• **Data entries for graphics**
::::::
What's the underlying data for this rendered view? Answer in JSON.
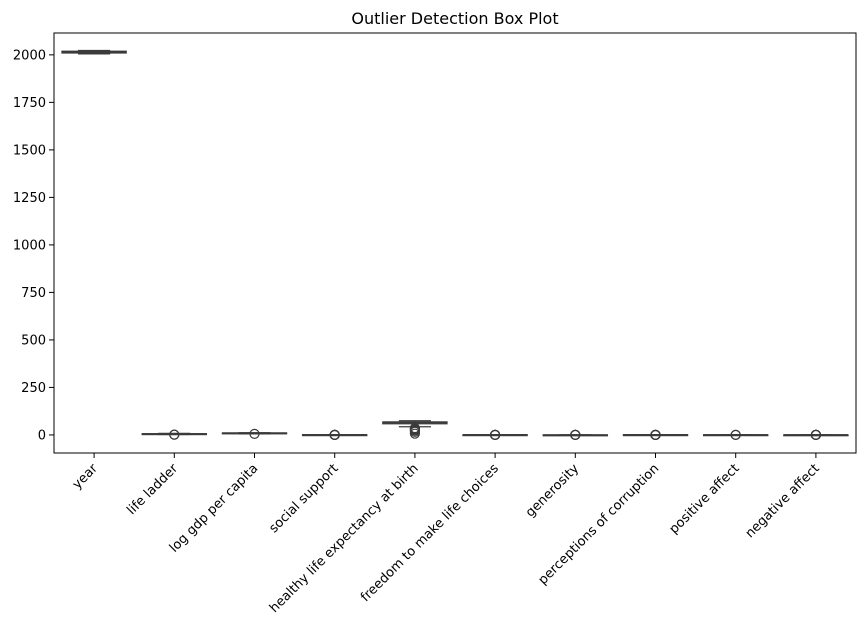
{
  "chart_data": {
    "type": "box",
    "title": "Outlier Detection Box Plot",
    "xlabel": "",
    "ylabel": "",
    "ylim": [
      -95,
      2115
    ],
    "yticks": [
      0,
      250,
      500,
      750,
      1000,
      1250,
      1500,
      1750,
      2000
    ],
    "ytick_labels": [
      "0",
      "250",
      "500",
      "750",
      "1000",
      "1250",
      "1500",
      "1750",
      "2000"
    ],
    "grid": false,
    "box_color": "#3b3b3b",
    "categories": [
      "year",
      "life ladder",
      "log gdp per capita",
      "social support",
      "healthy life expectancy at birth",
      "freedom to make life choices",
      "generosity",
      "perceptions of corruption",
      "positive affect",
      "negative affect"
    ],
    "boxes": [
      {
        "min": 2005,
        "q1": 2010,
        "median": 2015,
        "q3": 2019,
        "max": 2023,
        "outliers": []
      },
      {
        "min": 2.4,
        "q1": 4.6,
        "median": 5.4,
        "q3": 6.3,
        "max": 8.0,
        "outliers": [
          1.3,
          1.8
        ]
      },
      {
        "min": 5.5,
        "q1": 8.5,
        "median": 9.5,
        "q3": 10.4,
        "max": 11.7,
        "outliers": [
          5.5
        ]
      },
      {
        "min": 0.43,
        "q1": 0.75,
        "median": 0.83,
        "q3": 0.9,
        "max": 0.99,
        "outliers": [
          0.23,
          0.29,
          0.33,
          0.36,
          0.39
        ]
      },
      {
        "min": 43,
        "q1": 59,
        "median": 65,
        "q3": 68.5,
        "max": 74.5,
        "outliers": [
          6.7,
          17,
          24,
          29,
          33,
          36
        ]
      },
      {
        "min": 0.38,
        "q1": 0.66,
        "median": 0.77,
        "q3": 0.86,
        "max": 0.99,
        "outliers": [
          0.23,
          0.26,
          0.3,
          0.33
        ]
      },
      {
        "min": -0.33,
        "q1": -0.11,
        "median": -0.02,
        "q3": 0.09,
        "max": 0.39,
        "outliers": [
          0.42,
          0.5,
          0.6,
          0.7
        ]
      },
      {
        "min": 0.44,
        "q1": 0.69,
        "median": 0.8,
        "q3": 0.87,
        "max": 0.98,
        "outliers": [
          0.04,
          0.1,
          0.17,
          0.22,
          0.3,
          0.35,
          0.41
        ]
      },
      {
        "min": 0.3,
        "q1": 0.57,
        "median": 0.66,
        "q3": 0.74,
        "max": 0.88,
        "outliers": [
          0.18,
          0.25
        ]
      },
      {
        "min": 0.08,
        "q1": 0.21,
        "median": 0.26,
        "q3": 0.33,
        "max": 0.5,
        "outliers": [
          0.52,
          0.55,
          0.6,
          0.65,
          0.7
        ]
      }
    ]
  }
}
::::::
• **Your goal**
Write out the records above exactly as they stand, leaving out every picture.

• **The solution**
What's the underlying data for this rendered view? Answer in JSON.
{
  "chart_data": {
    "type": "box",
    "title": "Outlier Detection Box Plot",
    "xlabel": "",
    "ylabel": "",
    "ylim": [
      -95,
      2115
    ],
    "yticks": [
      0,
      250,
      500,
      750,
      1000,
      1250,
      1500,
      1750,
      2000
    ],
    "ytick_labels": [
      "0",
      "250",
      "500",
      "750",
      "1000",
      "1250",
      "1500",
      "1750",
      "2000"
    ],
    "grid": false,
    "box_color": "#3b3b3b",
    "categories": [
      "year",
      "life ladder",
      "log gdp per capita",
      "social support",
      "healthy life expectancy at birth",
      "freedom to make life choices",
      "generosity",
      "perceptions of corruption",
      "positive affect",
      "negative affect"
    ],
    "boxes": [
      {
        "min": 2005,
        "q1": 2010,
        "median": 2015,
        "q3": 2019,
        "max": 2023,
        "outliers": []
      },
      {
        "min": 2.4,
        "q1": 4.6,
        "median": 5.4,
        "q3": 6.3,
        "max": 8.0,
        "outliers": [
          1.3,
          1.8
        ]
      },
      {
        "min": 5.5,
        "q1": 8.5,
        "median": 9.5,
        "q3": 10.4,
        "max": 11.7,
        "outliers": [
          5.5
        ]
      },
      {
        "min": 0.43,
        "q1": 0.75,
        "median": 0.83,
        "q3": 0.9,
        "max": 0.99,
        "outliers": [
          0.23,
          0.29,
          0.33,
          0.36,
          0.39
        ]
      },
      {
        "min": 43,
        "q1": 59,
        "median": 65,
        "q3": 68.5,
        "max": 74.5,
        "outliers": [
          6.7,
          17,
          24,
          29,
          33,
          36
        ]
      },
      {
        "min": 0.38,
        "q1": 0.66,
        "median": 0.77,
        "q3": 0.86,
        "max": 0.99,
        "outliers": [
          0.23,
          0.26,
          0.3,
          0.33
        ]
      },
      {
        "min": -0.33,
        "q1": -0.11,
        "median": -0.02,
        "q3": 0.09,
        "max": 0.39,
        "outliers": [
          0.42,
          0.5,
          0.6,
          0.7
        ]
      },
      {
        "min": 0.44,
        "q1": 0.69,
        "median": 0.8,
        "q3": 0.87,
        "max": 0.98,
        "outliers": [
          0.04,
          0.1,
          0.17,
          0.22,
          0.3,
          0.35,
          0.41
        ]
      },
      {
        "min": 0.3,
        "q1": 0.57,
        "median": 0.66,
        "q3": 0.74,
        "max": 0.88,
        "outliers": [
          0.18,
          0.25
        ]
      },
      {
        "min": 0.08,
        "q1": 0.21,
        "median": 0.26,
        "q3": 0.33,
        "max": 0.5,
        "outliers": [
          0.52,
          0.55,
          0.6,
          0.65,
          0.7
        ]
      }
    ]
  }
}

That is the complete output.